#### Do this
Count every line in the entries that follow where the word "text" appears, then state only the total.

#### Extracted information
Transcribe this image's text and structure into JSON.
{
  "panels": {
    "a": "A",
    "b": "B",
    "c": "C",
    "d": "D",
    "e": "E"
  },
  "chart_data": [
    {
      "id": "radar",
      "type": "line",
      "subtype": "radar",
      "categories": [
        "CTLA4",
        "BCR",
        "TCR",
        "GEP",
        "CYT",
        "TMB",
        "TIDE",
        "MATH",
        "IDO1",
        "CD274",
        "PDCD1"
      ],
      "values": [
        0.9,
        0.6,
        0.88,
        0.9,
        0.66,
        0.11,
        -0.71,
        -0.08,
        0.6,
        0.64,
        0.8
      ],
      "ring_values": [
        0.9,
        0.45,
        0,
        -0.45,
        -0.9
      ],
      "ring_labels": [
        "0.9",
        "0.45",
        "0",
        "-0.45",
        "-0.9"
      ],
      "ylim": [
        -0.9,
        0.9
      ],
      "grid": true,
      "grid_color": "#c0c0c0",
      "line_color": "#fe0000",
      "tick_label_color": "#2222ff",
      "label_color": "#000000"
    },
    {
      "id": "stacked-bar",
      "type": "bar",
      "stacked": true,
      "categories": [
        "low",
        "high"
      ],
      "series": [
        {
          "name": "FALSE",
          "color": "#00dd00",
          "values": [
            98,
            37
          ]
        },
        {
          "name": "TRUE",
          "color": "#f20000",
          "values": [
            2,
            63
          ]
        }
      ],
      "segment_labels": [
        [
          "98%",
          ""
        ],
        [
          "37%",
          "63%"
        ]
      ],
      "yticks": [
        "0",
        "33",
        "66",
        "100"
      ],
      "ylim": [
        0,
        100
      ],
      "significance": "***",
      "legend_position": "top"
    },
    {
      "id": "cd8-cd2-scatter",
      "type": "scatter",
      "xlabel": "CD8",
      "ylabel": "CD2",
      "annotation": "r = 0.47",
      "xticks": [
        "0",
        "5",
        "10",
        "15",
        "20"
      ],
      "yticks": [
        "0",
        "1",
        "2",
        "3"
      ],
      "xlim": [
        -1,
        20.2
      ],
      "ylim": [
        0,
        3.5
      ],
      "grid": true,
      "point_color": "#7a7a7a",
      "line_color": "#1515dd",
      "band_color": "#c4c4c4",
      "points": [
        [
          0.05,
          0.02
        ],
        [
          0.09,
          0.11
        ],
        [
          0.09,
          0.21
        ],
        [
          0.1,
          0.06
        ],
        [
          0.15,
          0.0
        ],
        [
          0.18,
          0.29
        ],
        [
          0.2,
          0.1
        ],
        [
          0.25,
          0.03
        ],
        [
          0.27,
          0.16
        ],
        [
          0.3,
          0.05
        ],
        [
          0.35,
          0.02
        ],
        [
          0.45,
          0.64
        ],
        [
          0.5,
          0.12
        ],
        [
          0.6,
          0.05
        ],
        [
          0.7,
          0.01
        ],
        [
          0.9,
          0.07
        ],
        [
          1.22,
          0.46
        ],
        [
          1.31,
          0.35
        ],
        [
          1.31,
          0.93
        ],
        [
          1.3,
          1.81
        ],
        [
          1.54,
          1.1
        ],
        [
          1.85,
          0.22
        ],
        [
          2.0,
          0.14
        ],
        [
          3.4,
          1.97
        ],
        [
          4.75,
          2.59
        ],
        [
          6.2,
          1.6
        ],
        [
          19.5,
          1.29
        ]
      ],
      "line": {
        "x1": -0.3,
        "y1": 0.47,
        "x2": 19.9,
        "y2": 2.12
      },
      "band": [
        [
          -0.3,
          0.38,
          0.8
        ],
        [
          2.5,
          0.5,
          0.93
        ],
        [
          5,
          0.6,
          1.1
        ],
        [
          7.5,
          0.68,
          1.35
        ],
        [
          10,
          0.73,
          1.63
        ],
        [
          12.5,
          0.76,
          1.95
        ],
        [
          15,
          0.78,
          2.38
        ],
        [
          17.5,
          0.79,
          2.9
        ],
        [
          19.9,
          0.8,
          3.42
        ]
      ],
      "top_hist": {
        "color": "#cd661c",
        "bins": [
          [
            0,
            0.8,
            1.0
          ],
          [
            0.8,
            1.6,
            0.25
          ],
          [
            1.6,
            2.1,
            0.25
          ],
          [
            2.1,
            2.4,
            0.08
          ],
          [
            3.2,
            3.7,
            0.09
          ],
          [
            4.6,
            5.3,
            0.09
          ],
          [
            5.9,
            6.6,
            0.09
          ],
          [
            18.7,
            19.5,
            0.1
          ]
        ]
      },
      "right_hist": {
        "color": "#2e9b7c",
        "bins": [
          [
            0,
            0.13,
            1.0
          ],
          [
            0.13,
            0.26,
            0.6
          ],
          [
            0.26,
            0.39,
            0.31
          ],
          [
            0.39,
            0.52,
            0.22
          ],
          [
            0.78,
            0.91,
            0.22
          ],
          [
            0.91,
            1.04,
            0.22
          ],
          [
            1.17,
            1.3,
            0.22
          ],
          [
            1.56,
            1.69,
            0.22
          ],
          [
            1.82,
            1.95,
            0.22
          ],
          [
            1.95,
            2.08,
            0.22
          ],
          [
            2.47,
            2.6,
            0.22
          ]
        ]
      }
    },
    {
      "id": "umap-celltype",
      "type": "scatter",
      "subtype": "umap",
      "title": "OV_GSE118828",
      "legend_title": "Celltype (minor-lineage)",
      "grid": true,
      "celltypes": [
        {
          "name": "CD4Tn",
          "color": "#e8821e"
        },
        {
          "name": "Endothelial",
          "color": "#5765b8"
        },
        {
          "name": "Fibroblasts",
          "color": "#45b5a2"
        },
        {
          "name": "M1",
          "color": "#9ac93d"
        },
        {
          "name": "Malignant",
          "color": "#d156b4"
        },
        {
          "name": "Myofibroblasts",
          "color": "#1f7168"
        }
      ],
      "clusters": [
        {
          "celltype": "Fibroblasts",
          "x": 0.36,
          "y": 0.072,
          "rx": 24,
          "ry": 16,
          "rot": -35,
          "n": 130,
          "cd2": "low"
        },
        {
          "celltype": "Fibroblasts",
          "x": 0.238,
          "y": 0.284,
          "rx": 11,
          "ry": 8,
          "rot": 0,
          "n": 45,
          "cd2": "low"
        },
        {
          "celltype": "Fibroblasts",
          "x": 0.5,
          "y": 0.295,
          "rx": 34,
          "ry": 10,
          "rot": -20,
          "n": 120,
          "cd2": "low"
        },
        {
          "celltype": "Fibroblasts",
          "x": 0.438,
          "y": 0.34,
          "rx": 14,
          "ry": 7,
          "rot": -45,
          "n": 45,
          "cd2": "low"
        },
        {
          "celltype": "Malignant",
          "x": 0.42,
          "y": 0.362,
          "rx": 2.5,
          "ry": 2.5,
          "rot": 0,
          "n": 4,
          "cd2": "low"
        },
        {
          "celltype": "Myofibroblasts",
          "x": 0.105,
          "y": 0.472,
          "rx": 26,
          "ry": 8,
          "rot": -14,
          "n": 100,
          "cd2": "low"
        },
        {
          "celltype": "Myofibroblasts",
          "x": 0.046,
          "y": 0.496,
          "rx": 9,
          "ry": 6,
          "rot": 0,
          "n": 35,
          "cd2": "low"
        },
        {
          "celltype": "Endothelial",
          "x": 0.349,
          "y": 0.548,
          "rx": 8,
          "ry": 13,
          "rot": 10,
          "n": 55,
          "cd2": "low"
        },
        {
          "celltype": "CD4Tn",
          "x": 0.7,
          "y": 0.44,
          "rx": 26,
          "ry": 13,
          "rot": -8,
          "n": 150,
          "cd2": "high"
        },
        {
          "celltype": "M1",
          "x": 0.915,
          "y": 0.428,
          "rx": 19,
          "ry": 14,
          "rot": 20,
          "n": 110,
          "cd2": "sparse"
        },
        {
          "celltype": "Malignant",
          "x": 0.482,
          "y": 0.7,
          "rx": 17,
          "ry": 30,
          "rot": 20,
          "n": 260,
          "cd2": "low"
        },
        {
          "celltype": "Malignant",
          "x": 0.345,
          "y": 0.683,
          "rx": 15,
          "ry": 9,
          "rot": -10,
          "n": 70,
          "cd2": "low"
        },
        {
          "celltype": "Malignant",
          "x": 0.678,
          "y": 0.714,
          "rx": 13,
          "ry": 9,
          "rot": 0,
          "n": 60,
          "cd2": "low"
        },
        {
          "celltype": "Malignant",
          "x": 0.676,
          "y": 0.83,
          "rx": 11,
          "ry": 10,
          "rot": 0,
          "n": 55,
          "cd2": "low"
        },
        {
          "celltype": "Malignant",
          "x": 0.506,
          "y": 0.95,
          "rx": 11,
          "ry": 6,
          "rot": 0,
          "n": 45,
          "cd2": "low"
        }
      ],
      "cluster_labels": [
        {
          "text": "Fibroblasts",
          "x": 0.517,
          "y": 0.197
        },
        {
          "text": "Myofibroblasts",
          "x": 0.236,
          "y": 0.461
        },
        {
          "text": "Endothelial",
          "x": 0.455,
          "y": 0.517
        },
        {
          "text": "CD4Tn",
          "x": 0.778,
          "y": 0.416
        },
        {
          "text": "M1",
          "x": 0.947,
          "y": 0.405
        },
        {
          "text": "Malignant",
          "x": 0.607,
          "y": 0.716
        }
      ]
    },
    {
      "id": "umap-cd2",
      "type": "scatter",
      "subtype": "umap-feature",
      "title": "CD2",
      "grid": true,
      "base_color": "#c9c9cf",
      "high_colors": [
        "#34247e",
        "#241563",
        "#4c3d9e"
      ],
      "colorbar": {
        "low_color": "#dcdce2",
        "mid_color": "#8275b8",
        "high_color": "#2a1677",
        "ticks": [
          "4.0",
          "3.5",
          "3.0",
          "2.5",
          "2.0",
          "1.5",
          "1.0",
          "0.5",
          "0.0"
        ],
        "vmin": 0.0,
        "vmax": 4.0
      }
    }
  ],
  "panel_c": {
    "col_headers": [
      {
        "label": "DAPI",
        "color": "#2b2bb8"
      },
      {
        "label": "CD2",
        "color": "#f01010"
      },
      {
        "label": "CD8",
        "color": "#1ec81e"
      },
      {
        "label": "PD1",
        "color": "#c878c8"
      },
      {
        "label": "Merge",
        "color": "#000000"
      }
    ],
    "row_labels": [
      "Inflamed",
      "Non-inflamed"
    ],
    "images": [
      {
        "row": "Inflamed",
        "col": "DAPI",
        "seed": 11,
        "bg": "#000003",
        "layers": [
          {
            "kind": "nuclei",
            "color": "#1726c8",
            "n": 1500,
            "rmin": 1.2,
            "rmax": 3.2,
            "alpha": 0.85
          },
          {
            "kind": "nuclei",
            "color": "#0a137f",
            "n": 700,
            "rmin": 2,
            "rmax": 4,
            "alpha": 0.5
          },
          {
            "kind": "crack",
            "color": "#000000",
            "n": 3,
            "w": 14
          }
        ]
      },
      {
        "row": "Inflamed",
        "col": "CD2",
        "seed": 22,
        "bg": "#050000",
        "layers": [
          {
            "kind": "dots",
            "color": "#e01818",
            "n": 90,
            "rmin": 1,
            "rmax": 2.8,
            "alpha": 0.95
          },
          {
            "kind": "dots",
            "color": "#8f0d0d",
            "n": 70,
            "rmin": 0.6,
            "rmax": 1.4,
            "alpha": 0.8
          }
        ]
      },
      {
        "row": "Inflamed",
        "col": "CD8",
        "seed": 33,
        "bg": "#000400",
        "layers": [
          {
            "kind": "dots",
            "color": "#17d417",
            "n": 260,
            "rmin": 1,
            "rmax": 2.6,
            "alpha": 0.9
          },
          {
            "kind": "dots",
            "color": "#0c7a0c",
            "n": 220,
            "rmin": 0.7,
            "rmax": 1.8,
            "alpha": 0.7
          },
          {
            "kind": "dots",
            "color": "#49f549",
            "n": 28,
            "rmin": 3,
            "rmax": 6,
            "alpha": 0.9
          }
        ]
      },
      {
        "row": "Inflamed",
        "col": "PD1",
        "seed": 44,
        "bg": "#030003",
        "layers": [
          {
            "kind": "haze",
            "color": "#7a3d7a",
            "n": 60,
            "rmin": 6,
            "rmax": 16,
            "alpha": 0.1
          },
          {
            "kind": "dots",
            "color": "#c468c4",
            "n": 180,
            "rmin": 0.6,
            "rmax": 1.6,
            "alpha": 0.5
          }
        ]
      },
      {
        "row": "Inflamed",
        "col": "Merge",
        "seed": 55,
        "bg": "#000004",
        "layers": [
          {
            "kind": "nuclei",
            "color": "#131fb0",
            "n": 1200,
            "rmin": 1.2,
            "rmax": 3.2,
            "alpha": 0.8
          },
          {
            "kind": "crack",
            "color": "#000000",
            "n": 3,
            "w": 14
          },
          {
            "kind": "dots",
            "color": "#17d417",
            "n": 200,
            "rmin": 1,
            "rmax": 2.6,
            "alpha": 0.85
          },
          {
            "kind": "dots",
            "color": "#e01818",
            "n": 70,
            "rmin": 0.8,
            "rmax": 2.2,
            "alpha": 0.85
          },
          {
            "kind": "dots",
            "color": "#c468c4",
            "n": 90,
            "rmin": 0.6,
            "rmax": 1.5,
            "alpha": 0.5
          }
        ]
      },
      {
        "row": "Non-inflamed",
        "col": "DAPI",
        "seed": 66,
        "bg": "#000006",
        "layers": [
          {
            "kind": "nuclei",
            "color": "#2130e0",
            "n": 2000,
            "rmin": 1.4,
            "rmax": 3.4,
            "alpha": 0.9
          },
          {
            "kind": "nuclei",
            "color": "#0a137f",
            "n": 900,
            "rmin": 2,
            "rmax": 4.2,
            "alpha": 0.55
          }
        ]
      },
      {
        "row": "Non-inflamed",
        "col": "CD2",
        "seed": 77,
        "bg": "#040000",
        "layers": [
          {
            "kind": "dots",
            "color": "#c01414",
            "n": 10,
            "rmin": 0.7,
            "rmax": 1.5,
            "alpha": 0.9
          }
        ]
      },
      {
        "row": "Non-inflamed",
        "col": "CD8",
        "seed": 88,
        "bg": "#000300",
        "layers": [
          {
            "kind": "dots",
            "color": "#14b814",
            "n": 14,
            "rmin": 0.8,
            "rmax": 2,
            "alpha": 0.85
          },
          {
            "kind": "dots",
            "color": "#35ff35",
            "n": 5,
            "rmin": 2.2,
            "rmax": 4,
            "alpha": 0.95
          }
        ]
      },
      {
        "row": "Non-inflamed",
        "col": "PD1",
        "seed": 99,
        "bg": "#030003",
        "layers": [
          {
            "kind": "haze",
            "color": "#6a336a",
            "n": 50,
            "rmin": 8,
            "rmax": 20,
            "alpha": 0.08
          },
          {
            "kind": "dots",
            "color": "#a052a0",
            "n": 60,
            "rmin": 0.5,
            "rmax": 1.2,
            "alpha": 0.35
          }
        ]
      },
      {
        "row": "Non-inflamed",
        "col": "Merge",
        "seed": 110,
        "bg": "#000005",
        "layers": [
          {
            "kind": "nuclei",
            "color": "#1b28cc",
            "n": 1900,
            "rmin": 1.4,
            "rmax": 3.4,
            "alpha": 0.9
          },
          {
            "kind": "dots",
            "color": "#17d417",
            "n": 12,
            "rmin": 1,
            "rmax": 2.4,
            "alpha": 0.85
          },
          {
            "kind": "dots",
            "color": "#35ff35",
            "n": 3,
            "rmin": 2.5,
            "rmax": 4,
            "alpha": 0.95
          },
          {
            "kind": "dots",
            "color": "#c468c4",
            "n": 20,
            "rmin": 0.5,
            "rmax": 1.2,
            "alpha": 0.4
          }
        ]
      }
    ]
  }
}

#### Full output
7